▸ **Objective**: Rename "x-tick-label" to "x-axis-tick" in the lines from the start of the records through the line with "y-tick-label: 1 [78, 516, 85, 531]", and write those lines out again with nothing else changed.

[Layout annotation data]
▬▬▬
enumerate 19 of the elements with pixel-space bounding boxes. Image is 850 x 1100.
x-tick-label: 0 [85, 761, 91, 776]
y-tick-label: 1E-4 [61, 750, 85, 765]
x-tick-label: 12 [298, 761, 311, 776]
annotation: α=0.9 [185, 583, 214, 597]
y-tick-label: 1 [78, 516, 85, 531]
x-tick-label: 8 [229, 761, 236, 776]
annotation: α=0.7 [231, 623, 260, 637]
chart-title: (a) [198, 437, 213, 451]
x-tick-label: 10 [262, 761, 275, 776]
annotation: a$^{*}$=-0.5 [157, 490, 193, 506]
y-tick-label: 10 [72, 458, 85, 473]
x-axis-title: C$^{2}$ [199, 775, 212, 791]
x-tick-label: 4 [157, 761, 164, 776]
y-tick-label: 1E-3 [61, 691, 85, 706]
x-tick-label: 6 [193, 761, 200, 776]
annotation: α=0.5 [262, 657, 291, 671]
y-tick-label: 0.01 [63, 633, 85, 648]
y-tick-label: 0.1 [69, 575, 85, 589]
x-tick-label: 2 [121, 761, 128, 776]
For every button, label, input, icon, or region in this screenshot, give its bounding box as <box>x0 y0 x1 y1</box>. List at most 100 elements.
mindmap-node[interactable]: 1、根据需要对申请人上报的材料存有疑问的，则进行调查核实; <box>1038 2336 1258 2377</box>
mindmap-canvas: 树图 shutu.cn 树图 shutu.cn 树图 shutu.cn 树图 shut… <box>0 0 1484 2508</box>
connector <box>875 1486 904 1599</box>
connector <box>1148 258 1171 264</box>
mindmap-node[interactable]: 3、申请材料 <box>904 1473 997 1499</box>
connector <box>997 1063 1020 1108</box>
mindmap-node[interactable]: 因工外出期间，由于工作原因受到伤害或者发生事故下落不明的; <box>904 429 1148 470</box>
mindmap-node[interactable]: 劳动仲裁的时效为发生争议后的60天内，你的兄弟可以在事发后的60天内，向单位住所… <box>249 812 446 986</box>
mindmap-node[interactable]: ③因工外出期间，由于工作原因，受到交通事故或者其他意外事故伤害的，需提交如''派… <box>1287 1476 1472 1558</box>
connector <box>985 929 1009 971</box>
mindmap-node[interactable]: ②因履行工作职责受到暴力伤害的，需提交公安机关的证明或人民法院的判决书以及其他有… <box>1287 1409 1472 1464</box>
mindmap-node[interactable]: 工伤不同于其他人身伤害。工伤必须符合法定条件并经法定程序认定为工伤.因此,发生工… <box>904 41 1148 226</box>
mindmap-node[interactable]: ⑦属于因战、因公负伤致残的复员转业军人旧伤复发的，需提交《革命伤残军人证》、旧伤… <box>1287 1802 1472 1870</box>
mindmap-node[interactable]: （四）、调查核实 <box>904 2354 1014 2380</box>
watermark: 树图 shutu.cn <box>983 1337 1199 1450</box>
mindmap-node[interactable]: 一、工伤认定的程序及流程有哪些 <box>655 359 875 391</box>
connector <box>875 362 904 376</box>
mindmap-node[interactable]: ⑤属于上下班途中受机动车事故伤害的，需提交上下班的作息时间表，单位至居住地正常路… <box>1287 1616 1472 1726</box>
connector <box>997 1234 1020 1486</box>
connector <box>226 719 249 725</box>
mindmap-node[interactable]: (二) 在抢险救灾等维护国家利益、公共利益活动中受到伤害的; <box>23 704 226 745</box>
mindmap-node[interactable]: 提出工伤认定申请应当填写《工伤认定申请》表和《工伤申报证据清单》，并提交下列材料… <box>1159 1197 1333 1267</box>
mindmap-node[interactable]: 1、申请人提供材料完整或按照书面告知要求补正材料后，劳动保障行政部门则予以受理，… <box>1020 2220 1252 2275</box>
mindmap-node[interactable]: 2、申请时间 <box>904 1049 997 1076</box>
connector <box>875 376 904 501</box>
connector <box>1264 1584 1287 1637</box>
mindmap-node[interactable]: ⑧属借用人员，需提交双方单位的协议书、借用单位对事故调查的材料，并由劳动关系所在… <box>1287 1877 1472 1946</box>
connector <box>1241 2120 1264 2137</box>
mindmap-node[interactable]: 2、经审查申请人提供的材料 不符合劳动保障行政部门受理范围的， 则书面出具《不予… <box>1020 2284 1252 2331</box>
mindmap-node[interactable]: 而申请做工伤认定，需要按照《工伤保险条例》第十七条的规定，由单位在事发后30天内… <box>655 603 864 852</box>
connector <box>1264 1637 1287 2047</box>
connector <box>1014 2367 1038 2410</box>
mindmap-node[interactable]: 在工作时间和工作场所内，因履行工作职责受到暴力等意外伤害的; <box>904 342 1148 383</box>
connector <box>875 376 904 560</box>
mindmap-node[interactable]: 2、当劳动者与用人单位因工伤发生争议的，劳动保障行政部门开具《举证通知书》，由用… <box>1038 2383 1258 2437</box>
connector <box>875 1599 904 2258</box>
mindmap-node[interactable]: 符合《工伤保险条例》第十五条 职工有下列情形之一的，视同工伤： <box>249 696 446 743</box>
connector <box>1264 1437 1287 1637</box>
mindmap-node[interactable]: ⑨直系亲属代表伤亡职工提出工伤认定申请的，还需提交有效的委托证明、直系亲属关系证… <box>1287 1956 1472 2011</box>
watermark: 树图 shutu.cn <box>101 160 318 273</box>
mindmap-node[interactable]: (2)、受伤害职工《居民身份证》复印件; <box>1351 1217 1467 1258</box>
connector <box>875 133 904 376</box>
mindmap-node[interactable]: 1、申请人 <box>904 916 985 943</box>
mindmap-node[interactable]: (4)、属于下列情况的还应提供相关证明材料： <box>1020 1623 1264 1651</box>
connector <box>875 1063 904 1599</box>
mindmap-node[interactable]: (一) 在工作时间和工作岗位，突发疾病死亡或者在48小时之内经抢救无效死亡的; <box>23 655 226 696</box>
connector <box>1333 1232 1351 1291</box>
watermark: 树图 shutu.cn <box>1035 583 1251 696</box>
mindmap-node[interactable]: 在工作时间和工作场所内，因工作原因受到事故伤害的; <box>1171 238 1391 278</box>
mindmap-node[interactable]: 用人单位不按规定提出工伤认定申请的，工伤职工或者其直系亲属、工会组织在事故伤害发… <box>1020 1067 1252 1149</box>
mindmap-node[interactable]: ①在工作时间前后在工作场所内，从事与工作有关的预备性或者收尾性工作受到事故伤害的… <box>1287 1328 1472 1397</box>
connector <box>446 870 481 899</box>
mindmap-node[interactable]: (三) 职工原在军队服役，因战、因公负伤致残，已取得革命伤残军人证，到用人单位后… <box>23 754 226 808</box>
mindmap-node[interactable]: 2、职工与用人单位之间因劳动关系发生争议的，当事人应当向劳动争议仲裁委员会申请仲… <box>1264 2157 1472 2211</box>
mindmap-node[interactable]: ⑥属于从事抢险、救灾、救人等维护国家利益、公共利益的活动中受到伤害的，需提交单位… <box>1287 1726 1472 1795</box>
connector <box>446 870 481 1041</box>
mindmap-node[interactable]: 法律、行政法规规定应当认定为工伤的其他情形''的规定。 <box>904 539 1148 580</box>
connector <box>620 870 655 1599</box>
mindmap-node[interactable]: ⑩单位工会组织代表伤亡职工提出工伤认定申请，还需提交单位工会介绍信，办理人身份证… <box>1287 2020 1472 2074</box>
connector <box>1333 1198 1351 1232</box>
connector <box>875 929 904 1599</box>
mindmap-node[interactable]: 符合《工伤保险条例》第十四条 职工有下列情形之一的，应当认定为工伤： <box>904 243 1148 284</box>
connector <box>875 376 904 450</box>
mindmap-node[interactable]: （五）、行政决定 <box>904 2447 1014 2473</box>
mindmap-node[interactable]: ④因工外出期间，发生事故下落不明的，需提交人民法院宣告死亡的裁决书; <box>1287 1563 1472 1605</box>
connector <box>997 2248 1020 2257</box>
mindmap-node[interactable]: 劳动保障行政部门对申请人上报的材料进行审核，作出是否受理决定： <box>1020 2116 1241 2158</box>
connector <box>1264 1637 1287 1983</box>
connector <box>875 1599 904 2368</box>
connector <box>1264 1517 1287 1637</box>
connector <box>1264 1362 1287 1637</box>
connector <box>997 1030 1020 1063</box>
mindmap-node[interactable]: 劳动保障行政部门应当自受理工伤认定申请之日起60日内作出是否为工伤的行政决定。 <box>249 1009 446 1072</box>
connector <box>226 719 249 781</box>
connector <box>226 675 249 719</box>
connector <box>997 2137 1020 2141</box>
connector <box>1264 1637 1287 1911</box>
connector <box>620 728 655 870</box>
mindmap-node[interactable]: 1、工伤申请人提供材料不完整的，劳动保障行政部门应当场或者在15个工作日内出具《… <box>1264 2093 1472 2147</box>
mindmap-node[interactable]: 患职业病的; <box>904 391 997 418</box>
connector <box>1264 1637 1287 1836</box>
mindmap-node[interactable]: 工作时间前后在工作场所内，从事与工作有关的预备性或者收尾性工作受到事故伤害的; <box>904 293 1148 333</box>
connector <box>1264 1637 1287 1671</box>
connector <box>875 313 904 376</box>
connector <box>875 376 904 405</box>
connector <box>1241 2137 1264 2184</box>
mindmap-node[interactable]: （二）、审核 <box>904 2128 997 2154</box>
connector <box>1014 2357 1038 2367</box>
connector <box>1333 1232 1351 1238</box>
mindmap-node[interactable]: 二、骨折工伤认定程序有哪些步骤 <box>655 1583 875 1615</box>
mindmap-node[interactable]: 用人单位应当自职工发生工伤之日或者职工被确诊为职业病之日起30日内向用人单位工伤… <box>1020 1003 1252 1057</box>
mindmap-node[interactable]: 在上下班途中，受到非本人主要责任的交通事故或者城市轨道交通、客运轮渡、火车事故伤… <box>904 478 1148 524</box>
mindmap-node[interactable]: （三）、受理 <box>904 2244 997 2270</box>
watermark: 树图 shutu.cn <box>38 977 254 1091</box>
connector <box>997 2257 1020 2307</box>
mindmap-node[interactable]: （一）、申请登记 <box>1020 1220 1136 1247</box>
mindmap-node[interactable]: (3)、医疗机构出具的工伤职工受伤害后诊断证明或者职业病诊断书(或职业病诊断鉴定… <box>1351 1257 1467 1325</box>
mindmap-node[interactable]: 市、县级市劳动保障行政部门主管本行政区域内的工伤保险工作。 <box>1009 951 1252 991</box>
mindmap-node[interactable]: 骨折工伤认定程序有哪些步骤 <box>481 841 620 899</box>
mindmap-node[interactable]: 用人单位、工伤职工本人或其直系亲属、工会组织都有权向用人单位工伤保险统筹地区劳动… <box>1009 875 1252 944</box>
▬▬▬
▸ **Solution below**:
enumerate 19 of the elements with pixel-space bounding boxes. Image is 850 x 1100.
x-axis-tick: 0 [85, 761, 91, 776]
y-tick-label: 1E-4 [61, 750, 85, 765]
x-axis-tick: 12 [298, 761, 311, 776]
annotation: α=0.9 [185, 583, 214, 597]
y-tick-label: 1 [78, 516, 85, 531]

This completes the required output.